Dataset items —
========

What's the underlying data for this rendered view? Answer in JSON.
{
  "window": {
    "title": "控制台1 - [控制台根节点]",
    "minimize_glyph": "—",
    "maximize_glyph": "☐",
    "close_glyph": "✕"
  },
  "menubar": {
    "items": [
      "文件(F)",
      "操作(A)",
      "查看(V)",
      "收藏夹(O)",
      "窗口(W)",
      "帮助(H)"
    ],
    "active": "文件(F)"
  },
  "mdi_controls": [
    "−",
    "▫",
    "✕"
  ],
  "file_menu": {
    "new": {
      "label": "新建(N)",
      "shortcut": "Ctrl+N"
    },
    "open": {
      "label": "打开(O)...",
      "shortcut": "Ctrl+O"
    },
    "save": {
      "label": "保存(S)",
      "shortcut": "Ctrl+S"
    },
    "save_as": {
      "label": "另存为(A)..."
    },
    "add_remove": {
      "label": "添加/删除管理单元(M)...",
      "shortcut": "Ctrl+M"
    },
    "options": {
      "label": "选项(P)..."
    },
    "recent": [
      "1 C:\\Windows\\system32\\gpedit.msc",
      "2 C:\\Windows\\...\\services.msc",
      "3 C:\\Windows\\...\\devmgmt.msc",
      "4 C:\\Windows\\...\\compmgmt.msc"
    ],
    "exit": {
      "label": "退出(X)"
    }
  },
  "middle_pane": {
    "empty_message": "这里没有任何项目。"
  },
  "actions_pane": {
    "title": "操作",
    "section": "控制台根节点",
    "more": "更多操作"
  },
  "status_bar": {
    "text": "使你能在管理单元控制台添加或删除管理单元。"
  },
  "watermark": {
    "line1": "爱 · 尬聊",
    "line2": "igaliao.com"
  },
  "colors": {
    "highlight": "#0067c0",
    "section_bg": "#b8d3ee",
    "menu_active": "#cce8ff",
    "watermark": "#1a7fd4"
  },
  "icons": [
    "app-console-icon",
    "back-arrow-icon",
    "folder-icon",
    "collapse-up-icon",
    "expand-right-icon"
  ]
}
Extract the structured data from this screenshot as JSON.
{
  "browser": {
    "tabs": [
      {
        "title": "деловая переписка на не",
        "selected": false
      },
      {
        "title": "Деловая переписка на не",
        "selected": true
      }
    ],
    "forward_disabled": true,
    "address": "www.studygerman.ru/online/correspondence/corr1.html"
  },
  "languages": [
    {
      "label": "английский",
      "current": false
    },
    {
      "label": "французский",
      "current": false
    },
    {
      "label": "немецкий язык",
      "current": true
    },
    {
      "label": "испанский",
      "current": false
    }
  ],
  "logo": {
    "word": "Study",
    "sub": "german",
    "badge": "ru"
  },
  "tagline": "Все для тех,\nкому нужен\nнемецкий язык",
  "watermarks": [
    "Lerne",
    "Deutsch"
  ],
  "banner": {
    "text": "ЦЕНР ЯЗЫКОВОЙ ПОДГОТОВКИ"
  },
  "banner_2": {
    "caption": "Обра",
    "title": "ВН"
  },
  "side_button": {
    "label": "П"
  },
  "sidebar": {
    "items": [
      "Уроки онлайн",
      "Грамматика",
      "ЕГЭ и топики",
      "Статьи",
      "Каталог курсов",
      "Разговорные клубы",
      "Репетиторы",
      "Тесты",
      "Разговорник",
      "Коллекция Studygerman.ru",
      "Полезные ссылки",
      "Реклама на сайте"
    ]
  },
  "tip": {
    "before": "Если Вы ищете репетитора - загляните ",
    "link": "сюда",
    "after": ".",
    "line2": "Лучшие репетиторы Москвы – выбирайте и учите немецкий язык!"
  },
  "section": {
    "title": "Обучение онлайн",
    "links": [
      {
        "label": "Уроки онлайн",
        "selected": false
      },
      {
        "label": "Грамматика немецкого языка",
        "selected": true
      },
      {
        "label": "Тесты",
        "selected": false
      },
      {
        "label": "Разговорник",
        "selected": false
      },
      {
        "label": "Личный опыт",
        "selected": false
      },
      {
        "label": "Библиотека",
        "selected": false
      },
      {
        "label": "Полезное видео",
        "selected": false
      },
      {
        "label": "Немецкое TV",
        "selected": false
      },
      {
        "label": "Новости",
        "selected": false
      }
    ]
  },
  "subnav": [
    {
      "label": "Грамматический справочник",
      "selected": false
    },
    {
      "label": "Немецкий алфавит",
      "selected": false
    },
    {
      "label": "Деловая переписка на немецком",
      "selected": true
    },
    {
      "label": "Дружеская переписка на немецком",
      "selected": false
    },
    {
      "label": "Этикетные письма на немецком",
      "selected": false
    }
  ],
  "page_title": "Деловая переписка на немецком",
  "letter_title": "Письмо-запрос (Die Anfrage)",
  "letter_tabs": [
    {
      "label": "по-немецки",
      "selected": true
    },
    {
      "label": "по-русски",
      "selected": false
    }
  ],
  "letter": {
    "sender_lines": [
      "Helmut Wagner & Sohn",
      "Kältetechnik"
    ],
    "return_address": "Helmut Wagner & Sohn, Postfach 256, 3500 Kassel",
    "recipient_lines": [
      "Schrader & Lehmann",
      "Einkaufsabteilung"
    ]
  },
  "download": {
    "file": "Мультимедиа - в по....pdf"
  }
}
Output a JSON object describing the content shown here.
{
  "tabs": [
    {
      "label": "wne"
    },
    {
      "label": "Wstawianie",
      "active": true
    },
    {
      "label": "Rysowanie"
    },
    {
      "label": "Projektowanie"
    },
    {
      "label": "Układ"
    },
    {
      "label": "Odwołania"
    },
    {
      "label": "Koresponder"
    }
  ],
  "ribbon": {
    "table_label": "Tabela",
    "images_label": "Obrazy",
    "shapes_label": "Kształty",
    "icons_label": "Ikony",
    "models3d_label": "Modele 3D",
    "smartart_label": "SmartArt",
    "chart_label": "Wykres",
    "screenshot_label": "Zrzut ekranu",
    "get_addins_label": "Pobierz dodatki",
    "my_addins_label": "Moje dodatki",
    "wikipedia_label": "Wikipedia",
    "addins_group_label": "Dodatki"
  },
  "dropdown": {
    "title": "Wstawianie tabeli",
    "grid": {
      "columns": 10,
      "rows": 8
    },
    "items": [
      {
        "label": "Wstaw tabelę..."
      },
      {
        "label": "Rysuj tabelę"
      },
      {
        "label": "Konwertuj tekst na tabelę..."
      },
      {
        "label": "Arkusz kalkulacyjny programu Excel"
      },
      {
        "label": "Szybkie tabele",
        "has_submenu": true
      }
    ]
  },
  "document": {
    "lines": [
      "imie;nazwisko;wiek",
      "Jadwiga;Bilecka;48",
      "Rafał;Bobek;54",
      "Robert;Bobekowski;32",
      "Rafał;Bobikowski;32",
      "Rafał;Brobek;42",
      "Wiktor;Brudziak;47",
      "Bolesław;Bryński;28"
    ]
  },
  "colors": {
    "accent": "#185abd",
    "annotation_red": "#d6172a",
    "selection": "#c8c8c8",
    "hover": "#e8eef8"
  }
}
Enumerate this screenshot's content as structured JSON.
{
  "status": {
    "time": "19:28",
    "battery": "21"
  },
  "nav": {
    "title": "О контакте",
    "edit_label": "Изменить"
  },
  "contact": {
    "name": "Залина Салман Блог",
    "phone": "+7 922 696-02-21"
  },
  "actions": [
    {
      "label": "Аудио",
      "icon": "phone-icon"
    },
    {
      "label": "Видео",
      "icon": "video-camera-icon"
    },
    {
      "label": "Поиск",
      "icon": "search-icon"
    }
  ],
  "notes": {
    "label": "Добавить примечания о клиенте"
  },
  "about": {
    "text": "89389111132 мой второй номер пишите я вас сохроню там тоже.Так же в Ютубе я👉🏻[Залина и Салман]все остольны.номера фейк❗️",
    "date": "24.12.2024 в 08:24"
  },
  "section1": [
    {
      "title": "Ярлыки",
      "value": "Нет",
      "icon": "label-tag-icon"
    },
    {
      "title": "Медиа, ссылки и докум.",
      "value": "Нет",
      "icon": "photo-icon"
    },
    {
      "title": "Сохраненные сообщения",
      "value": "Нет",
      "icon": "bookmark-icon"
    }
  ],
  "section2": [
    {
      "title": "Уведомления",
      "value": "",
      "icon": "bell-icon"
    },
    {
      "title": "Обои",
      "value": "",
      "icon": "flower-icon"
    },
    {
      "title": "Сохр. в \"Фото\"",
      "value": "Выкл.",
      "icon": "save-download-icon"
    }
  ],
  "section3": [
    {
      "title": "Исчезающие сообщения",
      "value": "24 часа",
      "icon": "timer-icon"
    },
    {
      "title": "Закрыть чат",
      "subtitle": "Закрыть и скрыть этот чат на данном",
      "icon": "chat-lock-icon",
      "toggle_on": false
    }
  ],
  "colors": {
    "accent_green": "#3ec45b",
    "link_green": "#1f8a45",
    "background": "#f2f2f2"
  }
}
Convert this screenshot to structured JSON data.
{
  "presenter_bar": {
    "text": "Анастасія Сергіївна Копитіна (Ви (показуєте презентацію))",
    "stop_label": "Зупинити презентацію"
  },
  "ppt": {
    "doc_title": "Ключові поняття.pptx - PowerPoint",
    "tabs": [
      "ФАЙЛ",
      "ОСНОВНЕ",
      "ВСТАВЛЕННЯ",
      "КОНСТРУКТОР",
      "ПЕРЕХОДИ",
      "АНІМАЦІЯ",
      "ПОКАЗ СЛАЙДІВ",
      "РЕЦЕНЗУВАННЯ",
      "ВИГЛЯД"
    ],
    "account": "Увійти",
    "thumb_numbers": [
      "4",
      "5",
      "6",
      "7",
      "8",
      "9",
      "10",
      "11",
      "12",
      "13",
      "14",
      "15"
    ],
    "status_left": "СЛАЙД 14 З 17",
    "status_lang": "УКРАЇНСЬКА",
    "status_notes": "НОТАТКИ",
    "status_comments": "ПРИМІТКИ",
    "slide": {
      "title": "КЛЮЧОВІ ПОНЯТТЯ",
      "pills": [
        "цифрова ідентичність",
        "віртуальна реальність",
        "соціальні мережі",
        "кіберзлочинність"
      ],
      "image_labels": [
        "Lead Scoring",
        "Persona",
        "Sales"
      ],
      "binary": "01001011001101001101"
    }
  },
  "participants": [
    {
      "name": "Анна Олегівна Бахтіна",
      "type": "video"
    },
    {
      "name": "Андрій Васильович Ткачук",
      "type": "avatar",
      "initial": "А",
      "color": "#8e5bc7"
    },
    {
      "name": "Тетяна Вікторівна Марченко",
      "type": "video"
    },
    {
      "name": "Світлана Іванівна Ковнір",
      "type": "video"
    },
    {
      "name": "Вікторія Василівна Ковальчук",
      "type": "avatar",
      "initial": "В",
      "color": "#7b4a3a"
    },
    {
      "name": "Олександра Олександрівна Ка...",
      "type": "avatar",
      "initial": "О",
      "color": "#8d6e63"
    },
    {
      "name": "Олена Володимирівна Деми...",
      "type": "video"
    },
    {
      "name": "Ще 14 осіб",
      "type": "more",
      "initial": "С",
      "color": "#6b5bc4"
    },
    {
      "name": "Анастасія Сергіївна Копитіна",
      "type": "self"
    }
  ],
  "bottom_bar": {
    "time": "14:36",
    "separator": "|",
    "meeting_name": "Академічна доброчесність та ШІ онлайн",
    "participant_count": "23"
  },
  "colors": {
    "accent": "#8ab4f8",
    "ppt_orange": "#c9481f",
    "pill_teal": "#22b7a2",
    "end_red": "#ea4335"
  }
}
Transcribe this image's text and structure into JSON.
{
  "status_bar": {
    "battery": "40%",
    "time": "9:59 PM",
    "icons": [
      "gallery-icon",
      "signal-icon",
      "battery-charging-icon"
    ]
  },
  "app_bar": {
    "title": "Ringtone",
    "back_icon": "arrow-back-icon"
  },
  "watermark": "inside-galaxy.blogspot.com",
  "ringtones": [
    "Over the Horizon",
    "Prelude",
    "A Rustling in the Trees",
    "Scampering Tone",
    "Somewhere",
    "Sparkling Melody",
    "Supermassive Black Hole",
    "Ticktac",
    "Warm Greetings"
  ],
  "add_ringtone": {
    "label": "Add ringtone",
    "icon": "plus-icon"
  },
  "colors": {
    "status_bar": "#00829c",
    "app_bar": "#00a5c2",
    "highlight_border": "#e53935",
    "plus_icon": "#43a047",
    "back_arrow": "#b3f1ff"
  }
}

========

Objective —
Show every line from the entries above in which the word "JSON" appears.

Result of this task —
What's the underlying data for this rendered view? Answer in JSON.
Extract the structured data from this screenshot as JSON.
Output a JSON object describing the content shown here.
Enumerate this screenshot's content as structured JSON.
Convert this screenshot to structured JSON data.
Transcribe this image's text and structure into JSON.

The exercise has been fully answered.